OpenAI has been in the news quite a lot recently. From defeating champion eSports teams in strategy game “Dota 2” to crafting human-like writing, the AI software is making a significant splash in the tech world. In the eyes of the general public, opinions are split.
Some find the technology to be frightening while others find it remarkable. Perhaps OpenAI’s newest project, an online tool called MuseNet, can make the software seem more approachable. After all, MuseNet is an AI tool that creates something everyone loves: music.
Gaga To Classical
No matter what genre listeners are craving, MuseNet can compose musical pieces based on either online sources it’s already heard or user-uploaded tracks. Giving the deep neural network something to listen to allows it to begin learning and replicating the style of the sample. Researchers behind the development of MuseNet claim the software can create music in 15 styles.
Everything from Lady Gaga to the classical Mozart and from jazz to video game music is covered. The AI system works by paying attention to music over extended periods of time rather than short bits like humans do. By doing so, the neural network is able to follow a style of music rather closely without simply copying a track or blending melodies together.

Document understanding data
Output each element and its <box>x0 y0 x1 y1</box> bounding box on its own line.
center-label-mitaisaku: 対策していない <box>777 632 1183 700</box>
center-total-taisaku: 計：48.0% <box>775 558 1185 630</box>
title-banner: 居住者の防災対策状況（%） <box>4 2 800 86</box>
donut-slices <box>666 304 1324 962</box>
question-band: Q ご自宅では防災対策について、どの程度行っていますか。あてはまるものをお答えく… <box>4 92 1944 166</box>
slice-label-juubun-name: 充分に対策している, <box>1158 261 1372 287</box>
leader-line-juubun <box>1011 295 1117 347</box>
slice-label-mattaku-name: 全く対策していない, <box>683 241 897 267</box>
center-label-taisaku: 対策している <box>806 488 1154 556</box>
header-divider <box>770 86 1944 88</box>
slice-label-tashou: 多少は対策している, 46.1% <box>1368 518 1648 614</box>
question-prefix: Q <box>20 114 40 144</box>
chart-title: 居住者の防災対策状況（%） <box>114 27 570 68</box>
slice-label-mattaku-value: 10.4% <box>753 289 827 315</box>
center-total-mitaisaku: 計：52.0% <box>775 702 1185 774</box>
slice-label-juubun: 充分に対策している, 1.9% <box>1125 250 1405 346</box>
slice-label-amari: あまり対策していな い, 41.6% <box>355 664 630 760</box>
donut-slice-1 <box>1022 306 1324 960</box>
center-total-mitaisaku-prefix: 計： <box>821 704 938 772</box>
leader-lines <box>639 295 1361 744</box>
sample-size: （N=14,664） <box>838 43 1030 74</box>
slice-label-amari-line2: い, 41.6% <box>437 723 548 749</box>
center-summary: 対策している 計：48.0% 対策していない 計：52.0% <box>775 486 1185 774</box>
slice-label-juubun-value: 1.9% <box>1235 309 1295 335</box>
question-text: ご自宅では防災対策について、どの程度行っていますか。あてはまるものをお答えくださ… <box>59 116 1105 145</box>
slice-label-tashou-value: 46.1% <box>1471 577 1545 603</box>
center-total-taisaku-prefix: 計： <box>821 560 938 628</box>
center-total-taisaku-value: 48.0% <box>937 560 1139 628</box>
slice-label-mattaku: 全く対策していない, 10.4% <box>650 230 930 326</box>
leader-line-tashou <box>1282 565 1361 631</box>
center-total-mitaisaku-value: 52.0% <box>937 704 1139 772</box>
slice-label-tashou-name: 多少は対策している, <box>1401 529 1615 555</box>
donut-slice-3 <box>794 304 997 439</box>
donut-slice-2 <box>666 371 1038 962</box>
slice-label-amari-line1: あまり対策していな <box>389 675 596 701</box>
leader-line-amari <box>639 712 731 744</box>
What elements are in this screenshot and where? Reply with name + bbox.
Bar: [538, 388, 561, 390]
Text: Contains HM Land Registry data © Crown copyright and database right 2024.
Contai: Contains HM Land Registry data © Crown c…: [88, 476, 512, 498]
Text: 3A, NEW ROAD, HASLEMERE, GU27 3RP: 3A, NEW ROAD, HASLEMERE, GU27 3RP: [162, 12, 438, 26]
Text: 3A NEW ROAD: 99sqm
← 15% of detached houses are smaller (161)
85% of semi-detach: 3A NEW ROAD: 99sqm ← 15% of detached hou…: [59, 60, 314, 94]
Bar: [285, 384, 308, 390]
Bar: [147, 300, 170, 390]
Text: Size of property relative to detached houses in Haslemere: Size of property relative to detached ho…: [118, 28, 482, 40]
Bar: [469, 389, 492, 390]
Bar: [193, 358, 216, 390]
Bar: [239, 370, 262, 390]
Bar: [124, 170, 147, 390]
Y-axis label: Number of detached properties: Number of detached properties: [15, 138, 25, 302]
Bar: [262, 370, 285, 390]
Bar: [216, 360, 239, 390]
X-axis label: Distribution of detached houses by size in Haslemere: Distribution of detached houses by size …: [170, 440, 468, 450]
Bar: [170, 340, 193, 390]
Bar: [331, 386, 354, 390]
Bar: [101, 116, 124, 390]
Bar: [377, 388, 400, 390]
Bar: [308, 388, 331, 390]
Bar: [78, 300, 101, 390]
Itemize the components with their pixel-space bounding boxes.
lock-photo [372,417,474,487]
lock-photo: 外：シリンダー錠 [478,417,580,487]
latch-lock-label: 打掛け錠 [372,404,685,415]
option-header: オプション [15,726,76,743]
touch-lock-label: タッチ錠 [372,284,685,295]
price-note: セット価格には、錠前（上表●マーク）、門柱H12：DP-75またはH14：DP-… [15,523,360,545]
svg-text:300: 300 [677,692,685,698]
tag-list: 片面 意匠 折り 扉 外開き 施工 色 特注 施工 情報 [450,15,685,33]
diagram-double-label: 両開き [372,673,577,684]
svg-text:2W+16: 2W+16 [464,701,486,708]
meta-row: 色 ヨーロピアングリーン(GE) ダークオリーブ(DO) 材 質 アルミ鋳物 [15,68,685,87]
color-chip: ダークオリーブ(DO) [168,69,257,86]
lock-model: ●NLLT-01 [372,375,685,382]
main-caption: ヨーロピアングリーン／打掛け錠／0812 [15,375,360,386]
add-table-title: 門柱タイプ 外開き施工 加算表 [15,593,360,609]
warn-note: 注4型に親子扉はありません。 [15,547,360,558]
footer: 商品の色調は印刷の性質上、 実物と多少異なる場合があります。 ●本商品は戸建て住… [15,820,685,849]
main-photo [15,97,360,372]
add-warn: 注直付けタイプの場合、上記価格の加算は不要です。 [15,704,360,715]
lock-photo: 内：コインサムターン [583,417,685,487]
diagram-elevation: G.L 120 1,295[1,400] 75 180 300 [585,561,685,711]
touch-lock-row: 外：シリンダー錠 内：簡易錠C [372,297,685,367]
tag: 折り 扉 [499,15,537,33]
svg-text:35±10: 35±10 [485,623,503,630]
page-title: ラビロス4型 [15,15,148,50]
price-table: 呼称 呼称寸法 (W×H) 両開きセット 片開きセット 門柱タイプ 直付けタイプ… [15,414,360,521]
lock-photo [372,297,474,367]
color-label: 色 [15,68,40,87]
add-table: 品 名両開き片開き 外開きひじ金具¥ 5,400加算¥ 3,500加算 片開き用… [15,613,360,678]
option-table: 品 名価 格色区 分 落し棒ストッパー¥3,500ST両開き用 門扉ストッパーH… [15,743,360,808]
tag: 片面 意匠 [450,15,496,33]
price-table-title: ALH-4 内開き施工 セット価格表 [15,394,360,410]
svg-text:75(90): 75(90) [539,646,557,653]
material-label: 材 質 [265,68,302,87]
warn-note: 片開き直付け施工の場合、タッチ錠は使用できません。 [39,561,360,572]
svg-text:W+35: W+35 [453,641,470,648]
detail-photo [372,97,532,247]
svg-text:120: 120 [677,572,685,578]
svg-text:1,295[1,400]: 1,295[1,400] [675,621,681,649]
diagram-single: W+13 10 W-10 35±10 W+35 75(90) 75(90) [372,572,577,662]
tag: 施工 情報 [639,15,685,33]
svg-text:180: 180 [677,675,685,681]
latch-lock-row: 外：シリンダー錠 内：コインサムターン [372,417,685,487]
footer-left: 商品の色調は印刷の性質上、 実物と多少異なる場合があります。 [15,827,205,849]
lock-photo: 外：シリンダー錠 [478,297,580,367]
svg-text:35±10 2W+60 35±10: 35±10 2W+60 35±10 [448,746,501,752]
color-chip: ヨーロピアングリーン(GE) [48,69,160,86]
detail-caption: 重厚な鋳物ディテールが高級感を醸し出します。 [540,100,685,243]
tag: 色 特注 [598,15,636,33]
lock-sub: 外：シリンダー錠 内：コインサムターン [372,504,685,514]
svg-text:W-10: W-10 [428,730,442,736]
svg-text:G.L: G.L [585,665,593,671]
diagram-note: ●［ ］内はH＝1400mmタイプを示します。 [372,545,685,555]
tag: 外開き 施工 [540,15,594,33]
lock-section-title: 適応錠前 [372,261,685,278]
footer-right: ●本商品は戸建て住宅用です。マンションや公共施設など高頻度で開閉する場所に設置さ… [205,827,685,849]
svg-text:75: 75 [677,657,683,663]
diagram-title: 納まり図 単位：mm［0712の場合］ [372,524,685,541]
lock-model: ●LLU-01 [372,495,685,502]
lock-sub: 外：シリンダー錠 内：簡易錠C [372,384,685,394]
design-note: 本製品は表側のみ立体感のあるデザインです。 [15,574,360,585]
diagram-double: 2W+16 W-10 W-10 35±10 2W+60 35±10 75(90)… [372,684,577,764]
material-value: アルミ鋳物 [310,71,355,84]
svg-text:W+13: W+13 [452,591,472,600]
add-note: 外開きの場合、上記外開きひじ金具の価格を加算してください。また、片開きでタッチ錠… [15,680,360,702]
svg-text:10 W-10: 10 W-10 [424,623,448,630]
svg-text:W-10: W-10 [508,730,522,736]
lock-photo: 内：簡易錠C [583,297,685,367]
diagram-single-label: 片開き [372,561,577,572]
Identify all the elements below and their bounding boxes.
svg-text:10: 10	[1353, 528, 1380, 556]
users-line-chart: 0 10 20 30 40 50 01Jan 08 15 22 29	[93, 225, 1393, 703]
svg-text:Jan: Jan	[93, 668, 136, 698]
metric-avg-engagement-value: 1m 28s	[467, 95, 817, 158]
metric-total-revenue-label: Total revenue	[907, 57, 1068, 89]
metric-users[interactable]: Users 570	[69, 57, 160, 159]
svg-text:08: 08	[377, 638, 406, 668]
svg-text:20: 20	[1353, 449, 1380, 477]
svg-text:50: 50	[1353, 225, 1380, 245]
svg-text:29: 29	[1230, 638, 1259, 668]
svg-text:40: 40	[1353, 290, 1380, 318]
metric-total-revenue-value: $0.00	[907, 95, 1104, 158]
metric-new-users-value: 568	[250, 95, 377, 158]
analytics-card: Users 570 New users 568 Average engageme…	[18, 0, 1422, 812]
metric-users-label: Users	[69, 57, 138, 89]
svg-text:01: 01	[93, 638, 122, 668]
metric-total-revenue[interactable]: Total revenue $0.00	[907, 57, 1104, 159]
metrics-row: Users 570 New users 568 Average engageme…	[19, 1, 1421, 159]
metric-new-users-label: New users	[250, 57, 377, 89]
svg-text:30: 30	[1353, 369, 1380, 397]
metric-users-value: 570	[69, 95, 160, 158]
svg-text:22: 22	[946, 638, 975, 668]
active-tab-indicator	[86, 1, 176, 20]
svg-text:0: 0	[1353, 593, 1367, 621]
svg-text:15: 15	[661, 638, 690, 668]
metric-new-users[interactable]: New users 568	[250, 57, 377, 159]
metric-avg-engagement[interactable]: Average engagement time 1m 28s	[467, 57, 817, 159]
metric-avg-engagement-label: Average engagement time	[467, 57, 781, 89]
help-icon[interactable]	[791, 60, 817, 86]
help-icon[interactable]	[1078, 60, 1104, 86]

▸ Activities
(1) In the MuseNet article, how many styles of music do researchers say the software can create?
(2) Update the MuseNet article from "Everything from Lady" up to and including "blending melodies together.", putting "blues" in place of "jazz".

▸ Task results
(1) 15 styles

(2)
Everything from Lady Gaga to the classical Mozart and from blues to video game music is covered. The AI system works by paying attention to music over extended periods of time rather than short bits like humans do. By doing so, the neural network is able to follow a style of music rather closely without simply copying a track or blending melodies together.